## Information supplied
···
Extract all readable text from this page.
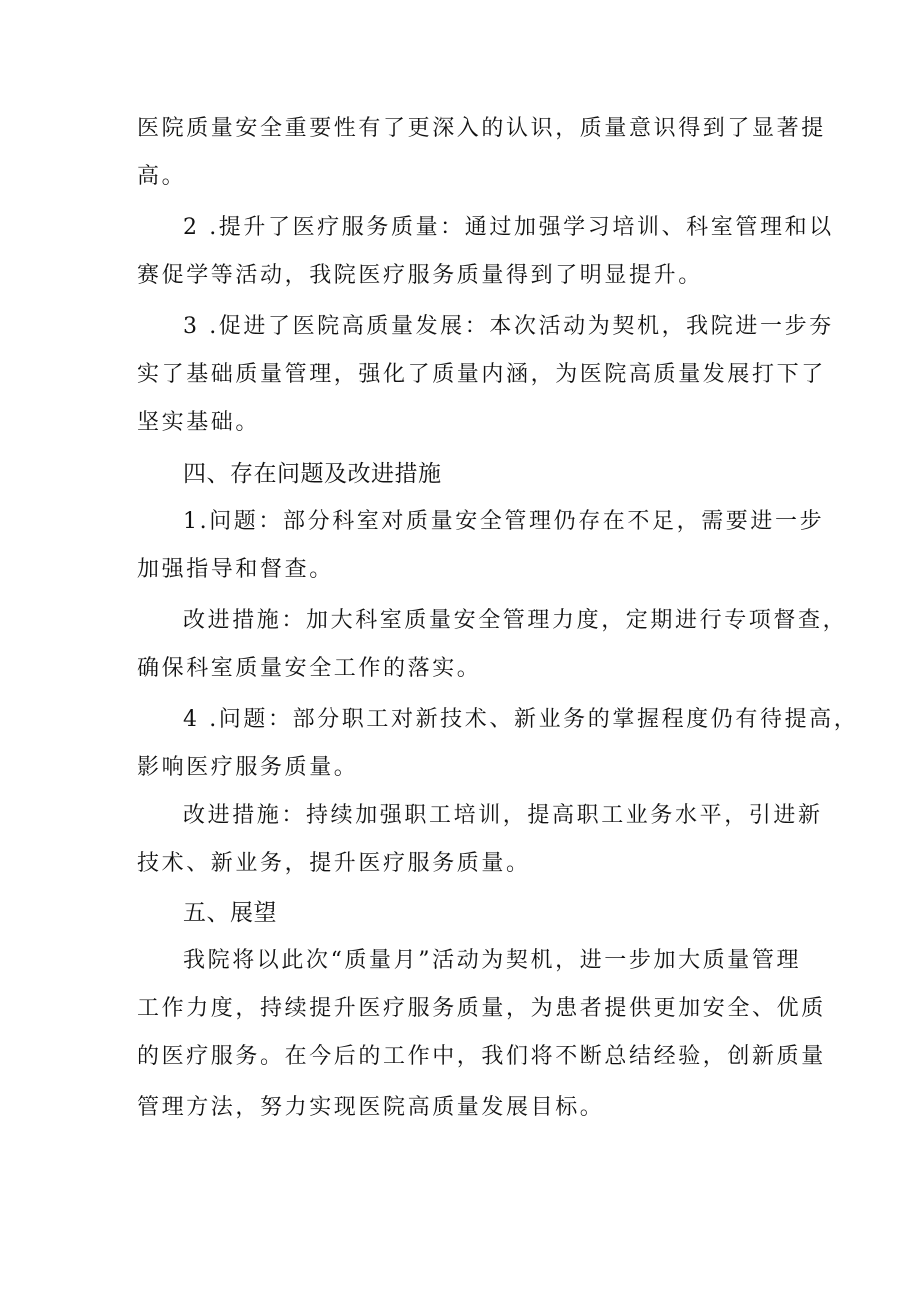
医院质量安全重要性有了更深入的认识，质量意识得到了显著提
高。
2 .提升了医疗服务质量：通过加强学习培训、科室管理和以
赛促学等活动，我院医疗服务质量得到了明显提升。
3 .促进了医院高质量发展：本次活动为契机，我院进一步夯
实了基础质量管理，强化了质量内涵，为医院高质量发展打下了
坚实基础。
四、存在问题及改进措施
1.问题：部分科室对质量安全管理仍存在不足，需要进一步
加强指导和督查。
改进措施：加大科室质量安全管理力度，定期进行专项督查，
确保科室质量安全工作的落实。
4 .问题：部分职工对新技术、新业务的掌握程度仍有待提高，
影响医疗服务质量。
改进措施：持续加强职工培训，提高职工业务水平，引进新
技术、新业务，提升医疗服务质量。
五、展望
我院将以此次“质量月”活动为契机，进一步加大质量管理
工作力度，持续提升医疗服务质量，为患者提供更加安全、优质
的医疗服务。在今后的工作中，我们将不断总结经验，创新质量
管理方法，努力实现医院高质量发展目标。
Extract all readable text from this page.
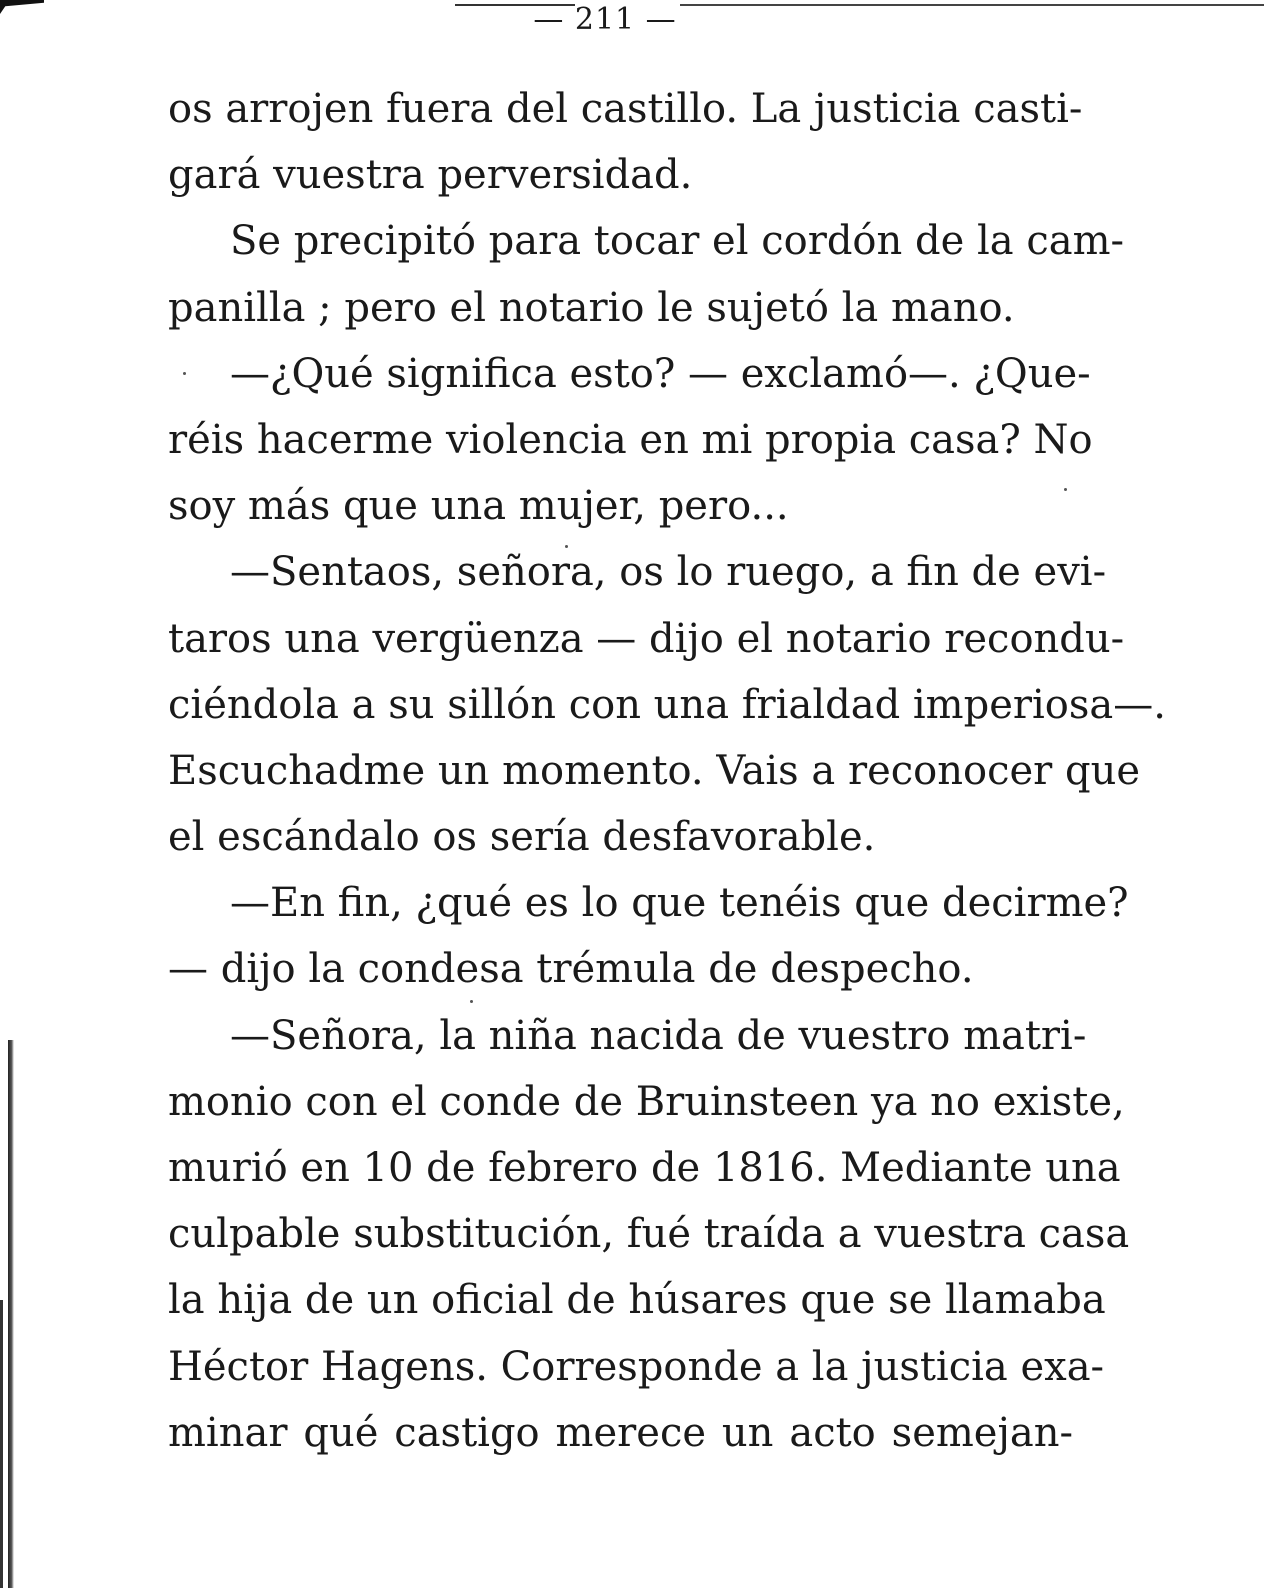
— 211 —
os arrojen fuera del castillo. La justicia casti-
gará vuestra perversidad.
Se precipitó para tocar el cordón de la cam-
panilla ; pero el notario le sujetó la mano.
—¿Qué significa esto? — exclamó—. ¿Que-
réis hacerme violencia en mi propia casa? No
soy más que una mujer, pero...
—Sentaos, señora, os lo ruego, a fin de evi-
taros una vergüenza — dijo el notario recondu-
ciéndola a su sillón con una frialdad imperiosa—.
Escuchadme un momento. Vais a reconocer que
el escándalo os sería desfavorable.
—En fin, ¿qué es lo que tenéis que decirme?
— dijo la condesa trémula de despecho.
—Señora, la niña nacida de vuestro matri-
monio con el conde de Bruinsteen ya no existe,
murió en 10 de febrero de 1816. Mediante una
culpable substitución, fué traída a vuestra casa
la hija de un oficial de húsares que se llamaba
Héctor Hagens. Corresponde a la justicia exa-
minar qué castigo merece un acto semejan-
···
## Exercise directions
Any pictures should be dropped; transcribe the rest of the records above exactly.

## Written response
Extract all readable text from this page.
医院质量安全重要性有了更深入的认识，质量意识得到了显著提
高。
2 .提升了医疗服务质量：通过加强学习培训、科室管理和以
赛促学等活动，我院医疗服务质量得到了明显提升。
3 .促进了医院高质量发展：本次活动为契机，我院进一步夯
实了基础质量管理，强化了质量内涵，为医院高质量发展打下了
坚实基础。
四、存在问题及改进措施
1.问题：部分科室对质量安全管理仍存在不足，需要进一步
加强指导和督查。
改进措施：加大科室质量安全管理力度，定期进行专项督查，
确保科室质量安全工作的落实。
4 .问题：部分职工对新技术、新业务的掌握程度仍有待提高，
影响医疗服务质量。
改进措施：持续加强职工培训，提高职工业务水平，引进新
技术、新业务，提升医疗服务质量。
五、展望
我院将以此次“质量月”活动为契机，进一步加大质量管理
工作力度，持续提升医疗服务质量，为患者提供更加安全、优质
的医疗服务。在今后的工作中，我们将不断总结经验，创新质量
管理方法，努力实现医院高质量发展目标。
Extract all readable text from this page.
— 211 —
os arrojen fuera del castillo. La justicia casti-
gará vuestra perversidad.
Se precipitó para tocar el cordón de la cam-
panilla ; pero el notario le sujetó la mano.
—¿Qué significa esto? — exclamó—. ¿Que-
réis hacerme violencia en mi propia casa? No
soy más que una mujer, pero...
—Sentaos, señora, os lo ruego, a fin de evi-
taros una vergüenza — dijo el notario recondu-
ciéndola a su sillón con una frialdad imperiosa—.
Escuchadme un momento. Vais a reconocer que
el escándalo os sería desfavorable.
—En fin, ¿qué es lo que tenéis que decirme?
— dijo la condesa trémula de despecho.
—Señora, la niña nacida de vuestro matri-
monio con el conde de Bruinsteen ya no existe,
murió en 10 de febrero de 1816. Mediante una
culpable substitución, fué traída a vuestra casa
la hija de un oficial de húsares que se llamaba
Héctor Hagens. Corresponde a la justicia exa-
minar qué castigo merece un acto semejan-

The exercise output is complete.